§ **Aim**
Your task is to copy the material exactly.

§ **Records supplied**

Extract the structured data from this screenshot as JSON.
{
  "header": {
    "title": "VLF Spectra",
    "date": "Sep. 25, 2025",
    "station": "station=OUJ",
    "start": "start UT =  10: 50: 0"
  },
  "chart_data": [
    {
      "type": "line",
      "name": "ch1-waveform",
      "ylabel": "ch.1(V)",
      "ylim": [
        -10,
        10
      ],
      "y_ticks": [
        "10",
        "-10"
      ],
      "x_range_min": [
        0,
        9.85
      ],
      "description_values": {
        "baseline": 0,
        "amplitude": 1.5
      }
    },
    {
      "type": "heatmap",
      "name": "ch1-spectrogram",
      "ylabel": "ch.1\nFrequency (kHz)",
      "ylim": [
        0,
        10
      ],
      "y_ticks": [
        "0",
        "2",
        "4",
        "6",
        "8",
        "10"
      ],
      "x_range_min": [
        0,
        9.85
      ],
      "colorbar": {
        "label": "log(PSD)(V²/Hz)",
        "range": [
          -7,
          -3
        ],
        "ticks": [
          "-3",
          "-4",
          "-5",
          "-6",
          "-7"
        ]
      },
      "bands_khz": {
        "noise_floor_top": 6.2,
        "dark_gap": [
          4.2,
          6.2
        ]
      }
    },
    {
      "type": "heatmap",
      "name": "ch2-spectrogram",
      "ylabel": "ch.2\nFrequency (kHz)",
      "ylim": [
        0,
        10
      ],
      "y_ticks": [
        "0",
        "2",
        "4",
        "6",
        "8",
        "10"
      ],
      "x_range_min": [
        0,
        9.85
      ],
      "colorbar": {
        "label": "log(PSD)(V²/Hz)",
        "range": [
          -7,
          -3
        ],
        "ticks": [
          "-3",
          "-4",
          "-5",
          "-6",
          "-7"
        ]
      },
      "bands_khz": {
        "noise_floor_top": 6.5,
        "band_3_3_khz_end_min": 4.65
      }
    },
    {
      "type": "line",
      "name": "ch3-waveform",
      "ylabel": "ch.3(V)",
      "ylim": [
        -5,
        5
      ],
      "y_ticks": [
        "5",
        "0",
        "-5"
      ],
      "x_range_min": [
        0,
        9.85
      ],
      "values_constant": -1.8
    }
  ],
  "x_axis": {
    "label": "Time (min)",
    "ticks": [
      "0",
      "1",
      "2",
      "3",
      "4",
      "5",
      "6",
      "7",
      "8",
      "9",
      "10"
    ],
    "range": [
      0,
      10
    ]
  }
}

§ **Correct output**
Extract the structured data from this screenshot as JSON.
{
  "header": {
    "title": "VLF Spectra",
    "date": "Sep. 25, 2025",
    "station": "station=OUJ",
    "start": "start UT =  10: 50: 0"
  },
  "chart_data": [
    {
      "type": "line",
      "name": "ch1-waveform",
      "ylabel": "ch.1(V)",
      "ylim": [
        -10,
        10
      ],
      "y_ticks": [
        "10",
        "-10"
      ],
      "x_range_min": [
        0,
        9.85
      ],
      "description_values": {
        "baseline": 0,
        "amplitude": 1.5
      }
    },
    {
      "type": "heatmap",
      "name": "ch1-spectrogram",
      "ylabel": "ch.1\nFrequency (kHz)",
      "ylim": [
        0,
        10
      ],
      "y_ticks": [
        "0",
        "2",
        "4",
        "6",
        "8",
        "10"
      ],
      "x_range_min": [
        0,
        9.85
      ],
      "colorbar": {
        "label": "log(PSD)(V²/Hz)",
        "range": [
          -7,
          -3
        ],
        "ticks": [
          "-3",
          "-4",
          "-5",
          "-6",
          "-7"
        ]
      },
      "bands_khz": {
        "noise_floor_top": 6.2,
        "dark_gap": [
          4.2,
          6.2
        ]
      }
    },
    {
      "type": "heatmap",
      "name": "ch2-spectrogram",
      "ylabel": "ch.2\nFrequency (kHz)",
      "ylim": [
        0,
        10
      ],
      "y_ticks": [
        "0",
        "2",
        "4",
        "6",
        "8",
        "10"
      ],
      "x_range_min": [
        0,
        9.85
      ],
      "colorbar": {
        "label": "log(PSD)(V²/Hz)",
        "range": [
          -7,
          -3
        ],
        "ticks": [
          "-3",
          "-4",
          "-5",
          "-6",
          "-7"
        ]
      },
      "bands_khz": {
        "noise_floor_top": 6.5,
        "band_3_3_khz_end_min": 4.65
      }
    },
    {
      "type": "line",
      "name": "ch3-waveform",
      "ylabel": "ch.3(V)",
      "ylim": [
        -5,
        5
      ],
      "y_ticks": [
        "5",
        "0",
        "-5"
      ],
      "x_range_min": [
        0,
        9.85
      ],
      "values_constant": -1.8
    }
  ],
  "x_axis": {
    "label": "Time (min)",
    "ticks": [
      "0",
      "1",
      "2",
      "3",
      "4",
      "5",
      "6",
      "7",
      "8",
      "9",
      "10"
    ],
    "range": [
      0,
      10
    ]
  }
}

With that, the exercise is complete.